> **Task description**: Using the listing below, copy every line that mentions "Количество".

(Extracted data entries)
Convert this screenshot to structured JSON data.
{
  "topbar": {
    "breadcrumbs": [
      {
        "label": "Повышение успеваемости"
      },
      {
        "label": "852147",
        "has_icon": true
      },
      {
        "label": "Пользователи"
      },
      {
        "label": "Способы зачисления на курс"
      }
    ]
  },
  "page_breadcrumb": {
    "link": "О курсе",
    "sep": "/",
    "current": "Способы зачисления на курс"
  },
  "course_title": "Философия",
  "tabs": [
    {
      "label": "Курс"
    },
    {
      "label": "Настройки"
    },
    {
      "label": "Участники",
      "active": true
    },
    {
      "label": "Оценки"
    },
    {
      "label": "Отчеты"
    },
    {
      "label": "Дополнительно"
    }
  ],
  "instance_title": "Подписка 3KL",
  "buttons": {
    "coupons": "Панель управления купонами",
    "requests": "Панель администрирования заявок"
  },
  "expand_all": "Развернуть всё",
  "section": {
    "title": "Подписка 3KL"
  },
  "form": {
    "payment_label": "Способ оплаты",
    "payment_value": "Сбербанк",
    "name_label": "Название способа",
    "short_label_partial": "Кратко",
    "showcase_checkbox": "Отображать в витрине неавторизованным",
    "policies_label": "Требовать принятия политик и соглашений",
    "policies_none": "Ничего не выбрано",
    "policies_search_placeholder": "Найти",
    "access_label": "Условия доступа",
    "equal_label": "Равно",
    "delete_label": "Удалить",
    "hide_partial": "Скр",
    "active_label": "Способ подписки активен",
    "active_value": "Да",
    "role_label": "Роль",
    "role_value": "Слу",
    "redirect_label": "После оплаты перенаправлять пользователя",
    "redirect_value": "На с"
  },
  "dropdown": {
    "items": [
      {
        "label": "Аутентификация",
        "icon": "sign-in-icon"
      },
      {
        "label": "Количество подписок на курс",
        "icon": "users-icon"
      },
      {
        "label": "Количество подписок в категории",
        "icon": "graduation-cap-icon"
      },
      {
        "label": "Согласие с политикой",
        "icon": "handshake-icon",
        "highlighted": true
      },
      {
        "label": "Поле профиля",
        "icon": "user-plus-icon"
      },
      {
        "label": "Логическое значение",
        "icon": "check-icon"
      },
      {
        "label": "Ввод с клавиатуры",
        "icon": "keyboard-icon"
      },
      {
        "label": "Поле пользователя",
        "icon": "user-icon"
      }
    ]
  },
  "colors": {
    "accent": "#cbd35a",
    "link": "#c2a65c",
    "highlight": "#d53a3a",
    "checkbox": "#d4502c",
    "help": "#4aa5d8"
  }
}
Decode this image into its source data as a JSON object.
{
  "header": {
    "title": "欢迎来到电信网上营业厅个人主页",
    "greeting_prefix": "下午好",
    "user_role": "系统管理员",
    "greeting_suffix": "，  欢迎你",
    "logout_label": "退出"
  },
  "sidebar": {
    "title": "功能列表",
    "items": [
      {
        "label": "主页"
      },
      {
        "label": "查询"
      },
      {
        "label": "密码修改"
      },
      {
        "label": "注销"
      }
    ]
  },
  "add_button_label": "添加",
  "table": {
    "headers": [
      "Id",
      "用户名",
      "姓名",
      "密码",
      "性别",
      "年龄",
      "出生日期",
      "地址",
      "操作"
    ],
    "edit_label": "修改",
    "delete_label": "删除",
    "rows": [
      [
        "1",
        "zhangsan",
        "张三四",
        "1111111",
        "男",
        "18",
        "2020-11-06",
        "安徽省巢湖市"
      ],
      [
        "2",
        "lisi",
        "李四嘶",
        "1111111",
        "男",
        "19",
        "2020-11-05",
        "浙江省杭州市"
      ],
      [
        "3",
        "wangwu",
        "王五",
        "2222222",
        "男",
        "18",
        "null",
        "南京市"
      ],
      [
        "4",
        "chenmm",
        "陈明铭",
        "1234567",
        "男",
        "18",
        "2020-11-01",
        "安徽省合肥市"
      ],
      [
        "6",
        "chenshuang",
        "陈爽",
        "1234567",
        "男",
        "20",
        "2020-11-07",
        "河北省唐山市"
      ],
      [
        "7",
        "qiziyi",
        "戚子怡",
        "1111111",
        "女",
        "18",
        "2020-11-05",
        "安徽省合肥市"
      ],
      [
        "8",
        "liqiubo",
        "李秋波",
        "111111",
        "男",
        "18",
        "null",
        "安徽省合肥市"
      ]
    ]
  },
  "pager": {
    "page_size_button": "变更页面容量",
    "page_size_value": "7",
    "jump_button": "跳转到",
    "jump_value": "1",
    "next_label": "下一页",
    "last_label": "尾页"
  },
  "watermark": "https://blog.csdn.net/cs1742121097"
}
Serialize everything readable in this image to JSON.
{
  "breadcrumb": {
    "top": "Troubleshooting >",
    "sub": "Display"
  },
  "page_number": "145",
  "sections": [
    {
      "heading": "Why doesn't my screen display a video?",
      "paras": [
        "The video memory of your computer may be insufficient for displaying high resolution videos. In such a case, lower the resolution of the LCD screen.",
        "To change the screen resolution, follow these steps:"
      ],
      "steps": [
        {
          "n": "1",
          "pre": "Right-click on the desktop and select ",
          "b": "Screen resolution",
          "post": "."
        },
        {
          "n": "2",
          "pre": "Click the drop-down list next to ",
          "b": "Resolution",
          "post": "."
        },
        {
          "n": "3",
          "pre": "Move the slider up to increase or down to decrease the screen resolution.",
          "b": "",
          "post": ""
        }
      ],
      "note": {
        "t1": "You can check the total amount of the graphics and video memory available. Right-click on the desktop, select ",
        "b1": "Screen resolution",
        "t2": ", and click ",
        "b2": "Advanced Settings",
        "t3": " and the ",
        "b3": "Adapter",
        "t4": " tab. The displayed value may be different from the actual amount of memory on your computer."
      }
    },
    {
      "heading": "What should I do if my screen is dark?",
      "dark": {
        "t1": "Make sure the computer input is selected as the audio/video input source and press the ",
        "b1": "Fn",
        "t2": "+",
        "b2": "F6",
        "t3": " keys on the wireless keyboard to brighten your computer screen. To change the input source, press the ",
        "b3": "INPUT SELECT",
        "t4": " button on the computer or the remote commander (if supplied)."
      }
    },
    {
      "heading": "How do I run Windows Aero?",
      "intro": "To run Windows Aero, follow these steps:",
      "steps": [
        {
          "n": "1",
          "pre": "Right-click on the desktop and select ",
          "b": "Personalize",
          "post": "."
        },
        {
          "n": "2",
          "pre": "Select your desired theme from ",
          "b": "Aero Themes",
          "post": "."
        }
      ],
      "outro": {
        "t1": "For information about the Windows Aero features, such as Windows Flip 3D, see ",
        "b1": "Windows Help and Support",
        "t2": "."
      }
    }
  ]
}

> **Complete answer**:
        "label": "Количество подписок на курс",
        "label": "Количество подписок в категории",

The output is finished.